__INSTRUCTIONS TO FOLLOW__. Without the images, print all the entries below exactly as given.

__GIVEN DATA__.

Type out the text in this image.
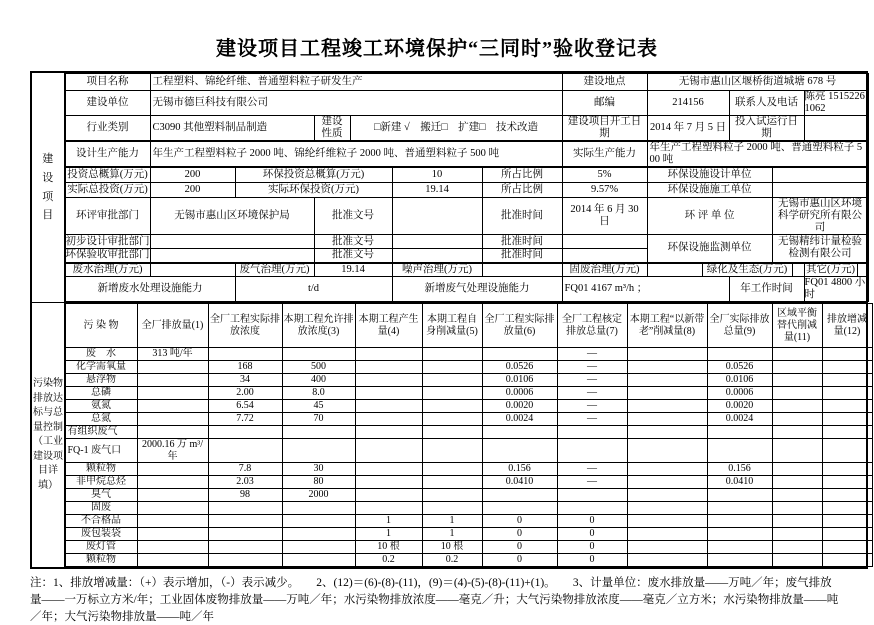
建设项目工程竣工环境保护“三同时”验收登记表
建设项目

项目名称	工程塑料、锦纶纤维、普通塑料粒子研发生产	建设地点	无锡市惠山区堰桥街道城塘 678 号
建设单位	无锡市德巨科技有限公司	邮编	214156	联系人及电话	陈亮 15152261062
行业类别	C3090 其他塑料制品制造	建设性质	□新建 √　搬迁□　扩建□　技术改造	建设项目开工日期	2014 年 7 月 5 日	投入试运行日期	
设计生产能力	年生产工程塑料粒子 2000 吨、锦纶纤维粒子 2000 吨、普通塑料粒子 500 吨	实际生产能力	年生产工程塑料粒子 2000 吨、普通塑料粒子 500 吨
投资总概算(万元)	200	环保投资总概算(万元)	10	所占比例	5%	环保设施设计单位	
实际总投资(万元)	200	实际环保投资(万元)	19.14	所占比例	9.57%	环保设施施工单位	
环评审批部门	无锡市惠山区环境保护局	批准文号		批准时间	2014 年 6 月 30 日	环 评 单 位	无锡市惠山区环境科学研究所有限公司
初步设计审批部门		批准文号		批准时间		环保设施监测单位	无锡精纬计量检验检测有限公司
环保验收审批部门		批准文号		批准时间	
废水治理(万元)		废气治理(万元)	19.14	噪声治理(万元)		固废治理(万元)		绿化及生态(万元)		其它(万元)	
新增废水处理设施能力	t/d	新增废气处理设施能力	FQ01 4167 m³/h ；	年工作时间	FQ01 4800 小时

污染物排放达标与总量控制（工业建设项目详填）

污 染 物	全厂排放量(1)	全厂工程实际排放浓度	本期工程允许排放浓度(3)	本期工程产生量(4)	本期工程自身削减量(5)	全厂工程实际排放量(6)	全厂工程核定排放总量(7)	本期工程“以新带老”削减量(8)	全厂实际排放总量(9)	区域平衡替代削减量(11)	排放增减量(12)
废　水	313 吨/年						—				
化学需氧量		168	500			0.0526	—		0.0526		
悬浮物		34	400			0.0106	—		0.0106		
总磷		2.00	8.0			0.0006	—		0.0006		
氨氮		6.54	45			0.0020	—		0.0020		
总氮		7.72	70			0.0024	—		0.0024		
有组织废气											
FQ-1 废气口	2000.16 万 m³/年										
颗粒物		7.8	30			0.156	—		0.156		
非甲烷总烃		2.03	80			0.0410	—		0.0410		
臭气		98	2000								
固废											
不合格品				1	1	0	0				
废包装袋				1	1	0	0				
废灯管				10 根	10 根	0	0				
颗粒物				0.2	0.2	0	0				
注：1、排放增减量：（+）表示增加，（-）表示减少。　　2、(12)＝(6)-(8)-(11)，(9)＝(4)-(5)-(8)-(11)+(1)。　　3、计量单位：废水排放量——万吨／年；废气排放量——一万标立方米/年；工业固体废物排放量——万吨／年；水污染物排放浓度——毫克／升；大气污染物排放浓度——毫克／立方米；水污染物排放量——吨／年；大气污染物排放量——吨／年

__WRITTEN ANSWER__.
Type out the text in this image.
建设项目工程竣工环境保护“三同时”验收登记表
建设项目

项目名称	工程塑料、锦纶纤维、普通塑料粒子研发生产	建设地点	无锡市惠山区堰桥街道城塘 678 号
建设单位	无锡市德巨科技有限公司	邮编	214156	联系人及电话	陈亮 15152261062
行业类别	C3090 其他塑料制品制造	建设性质	□新建 √　搬迁□　扩建□　技术改造	建设项目开工日期	2014 年 7 月 5 日	投入试运行日期	
设计生产能力	年生产工程塑料粒子 2000 吨、锦纶纤维粒子 2000 吨、普通塑料粒子 500 吨	实际生产能力	年生产工程塑料粒子 2000 吨、普通塑料粒子 500 吨
投资总概算(万元)	200	环保投资总概算(万元)	10	所占比例	5%	环保设施设计单位	
实际总投资(万元)	200	实际环保投资(万元)	19.14	所占比例	9.57%	环保设施施工单位	
环评审批部门	无锡市惠山区环境保护局	批准文号		批准时间	2014 年 6 月 30 日	环 评 单 位	无锡市惠山区环境科学研究所有限公司
初步设计审批部门		批准文号		批准时间		环保设施监测单位	无锡精纬计量检验检测有限公司
环保验收审批部门		批准文号		批准时间	
废水治理(万元)		废气治理(万元)	19.14	噪声治理(万元)		固废治理(万元)		绿化及生态(万元)		其它(万元)	
新增废水处理设施能力	t/d	新增废气处理设施能力	FQ01 4167 m³/h ；	年工作时间	FQ01 4800 小时

污染物排放达标与总量控制（工业建设项目详填）

污 染 物	全厂排放量(1)	全厂工程实际排放浓度	本期工程允许排放浓度(3)	本期工程产生量(4)	本期工程自身削减量(5)	全厂工程实际排放量(6)	全厂工程核定排放总量(7)	本期工程“以新带老”削减量(8)	全厂实际排放总量(9)	区域平衡替代削减量(11)	排放增减量(12)
废　水	313 吨/年						—				
化学需氧量		168	500			0.0526	—		0.0526		
悬浮物		34	400			0.0106	—		0.0106		
总磷		2.00	8.0			0.0006	—		0.0006		
氨氮		6.54	45			0.0020	—		0.0020		
总氮		7.72	70			0.0024	—		0.0024		
有组织废气											
FQ-1 废气口	2000.16 万 m³/年										
颗粒物		7.8	30			0.156	—		0.156		
非甲烷总烃		2.03	80			0.0410	—		0.0410		
臭气		98	2000								
固废											
不合格品				1	1	0	0				
废包装袋				1	1	0	0				
废灯管				10 根	10 根	0	0				
颗粒物				0.2	0.2	0	0				
注：1、排放增减量：（+）表示增加，（-）表示减少。　　2、(12)＝(6)-(8)-(11)，(9)＝(4)-(5)-(8)-(11)+(1)。　　3、计量单位：废水排放量——万吨／年；废气排放量——一万标立方米/年；工业固体废物排放量——万吨／年；水污染物排放浓度——毫克／升；大气污染物排放浓度——毫克／立方米；水污染物排放量——吨／年；大气污染物排放量——吨／年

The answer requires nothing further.